═════ Rows ═════

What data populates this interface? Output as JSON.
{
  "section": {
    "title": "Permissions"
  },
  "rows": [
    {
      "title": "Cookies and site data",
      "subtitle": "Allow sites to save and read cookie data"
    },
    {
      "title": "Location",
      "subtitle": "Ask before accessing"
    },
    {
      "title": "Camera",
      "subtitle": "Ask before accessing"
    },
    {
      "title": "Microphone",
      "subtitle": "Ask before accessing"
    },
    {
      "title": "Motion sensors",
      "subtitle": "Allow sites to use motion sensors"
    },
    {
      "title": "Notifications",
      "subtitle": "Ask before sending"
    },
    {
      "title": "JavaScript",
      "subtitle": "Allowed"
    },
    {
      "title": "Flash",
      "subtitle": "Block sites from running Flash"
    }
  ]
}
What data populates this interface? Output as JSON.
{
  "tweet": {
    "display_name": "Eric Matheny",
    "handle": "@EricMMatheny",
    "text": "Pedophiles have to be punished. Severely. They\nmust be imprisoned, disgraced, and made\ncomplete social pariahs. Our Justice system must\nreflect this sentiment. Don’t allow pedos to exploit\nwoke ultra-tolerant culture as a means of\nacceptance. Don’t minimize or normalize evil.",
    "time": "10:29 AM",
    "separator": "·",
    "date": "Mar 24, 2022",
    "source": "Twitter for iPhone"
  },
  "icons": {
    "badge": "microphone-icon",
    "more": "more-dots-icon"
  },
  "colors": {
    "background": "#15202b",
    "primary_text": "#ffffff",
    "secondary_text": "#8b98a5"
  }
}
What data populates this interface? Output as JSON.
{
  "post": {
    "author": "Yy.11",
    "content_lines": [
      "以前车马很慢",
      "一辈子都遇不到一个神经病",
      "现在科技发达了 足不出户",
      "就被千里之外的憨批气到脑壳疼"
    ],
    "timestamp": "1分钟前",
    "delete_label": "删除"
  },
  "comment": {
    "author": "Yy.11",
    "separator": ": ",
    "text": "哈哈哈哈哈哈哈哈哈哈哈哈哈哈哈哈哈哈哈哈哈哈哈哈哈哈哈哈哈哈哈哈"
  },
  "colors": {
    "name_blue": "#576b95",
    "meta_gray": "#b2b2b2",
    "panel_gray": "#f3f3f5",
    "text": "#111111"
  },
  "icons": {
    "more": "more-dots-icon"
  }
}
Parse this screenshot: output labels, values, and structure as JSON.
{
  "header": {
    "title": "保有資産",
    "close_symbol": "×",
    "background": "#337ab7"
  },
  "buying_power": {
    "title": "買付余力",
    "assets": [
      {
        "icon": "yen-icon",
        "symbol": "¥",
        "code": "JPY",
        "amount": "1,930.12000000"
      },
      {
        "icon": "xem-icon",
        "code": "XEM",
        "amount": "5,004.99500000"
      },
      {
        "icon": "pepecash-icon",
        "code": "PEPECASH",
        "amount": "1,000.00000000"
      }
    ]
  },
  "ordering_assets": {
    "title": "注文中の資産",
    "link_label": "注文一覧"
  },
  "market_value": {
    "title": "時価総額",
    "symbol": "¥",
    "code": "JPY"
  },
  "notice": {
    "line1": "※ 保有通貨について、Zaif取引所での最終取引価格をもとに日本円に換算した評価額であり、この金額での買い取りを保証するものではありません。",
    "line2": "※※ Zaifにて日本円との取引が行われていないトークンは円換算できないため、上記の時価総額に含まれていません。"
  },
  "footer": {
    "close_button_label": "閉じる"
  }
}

═════

■ **Do this**: Check each line above for "code" and return the ones that have it.

■ **Solution to the problem**:
        "code": "JPY",
        "code": "XEM",
        "code": "PEPECASH",
    "code": "JPY"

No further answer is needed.